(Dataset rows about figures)
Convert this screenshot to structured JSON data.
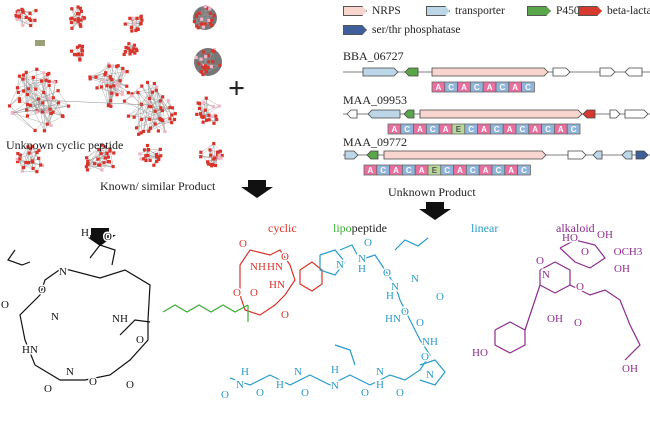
{
  "legend": [
    {
      "label": "NRPS",
      "color": "#f9d5cf"
    },
    {
      "label": "transporter",
      "color": "#bcd6e8"
    },
    {
      "label": "P450",
      "color": "#5aa64a"
    },
    {
      "label": "beta-lactamase",
      "color": "#d63a2f"
    },
    {
      "label": "ser/thr phosphatase",
      "color": "#3e5f9b"
    }
  ],
  "clusters": [
    {
      "name": "BBA_06727",
      "domains": [
        "A",
        "C",
        "A",
        "C",
        "A",
        "C",
        "A",
        "C"
      ]
    },
    {
      "name": "MAA_09953",
      "domains": [
        "A",
        "C",
        "A",
        "C",
        "A",
        "E",
        "C",
        "A",
        "C",
        "A",
        "C",
        "A",
        "C",
        "A",
        "C"
      ]
    },
    {
      "name": "MAA_09772",
      "domains": [
        "A",
        "C",
        "A",
        "C",
        "A",
        "E",
        "C",
        "A",
        "C",
        "A",
        "C",
        "A",
        "C"
      ]
    }
  ],
  "domain_colors": {
    "A": "#e9709e",
    "C": "#8fb5dd",
    "E": "#b8d89a"
  },
  "network": {
    "label_unknown": "Unknown cyclic peptide",
    "label_known": "Known/ similar Product",
    "node_color": "#d9342b",
    "edge_color": "#999999"
  },
  "plus_sign": "+",
  "unknown_product_label": "Unknown Product",
  "classes": {
    "cyclic": {
      "label": "cyclic",
      "color": "#d9342b"
    },
    "lipo": {
      "label": "lipo",
      "color": "#3fae3a"
    },
    "peptide": {
      "label": "peptide",
      "color": "#111111"
    },
    "linear": {
      "label": "linear",
      "color": "#2a9ccb"
    },
    "alkaloid": {
      "label": "alkaloid",
      "color": "#8e2c8e"
    }
  },
  "atoms": {
    "known": [
      "H",
      "O",
      "N",
      "O",
      "NH",
      "O",
      "O",
      "O",
      "N",
      "HN",
      "N",
      "O",
      "O"
    ],
    "cyclic": [
      "O",
      "NH",
      "HN",
      "O",
      "O",
      "O",
      "HN",
      "O"
    ],
    "linear": [
      "O",
      "N",
      "N",
      "H",
      "O",
      "N",
      "H",
      "O",
      "HN",
      "O",
      "NH",
      "O",
      "N",
      "O",
      "N",
      "H",
      "O",
      "H",
      "N",
      "O",
      "N",
      "H",
      "O",
      "H",
      "N",
      "O",
      "N",
      "O"
    ],
    "alkaloid": [
      "HO",
      "OH",
      "O",
      "OCH3",
      "OH",
      "O",
      "N",
      "O",
      "HO",
      "OH",
      "O",
      "OH"
    ]
  }
}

PROBLEM DESCRIPTION: After reading the records above, work out how many lines contain "name" and give that number only.

TASK OUTPUT: 3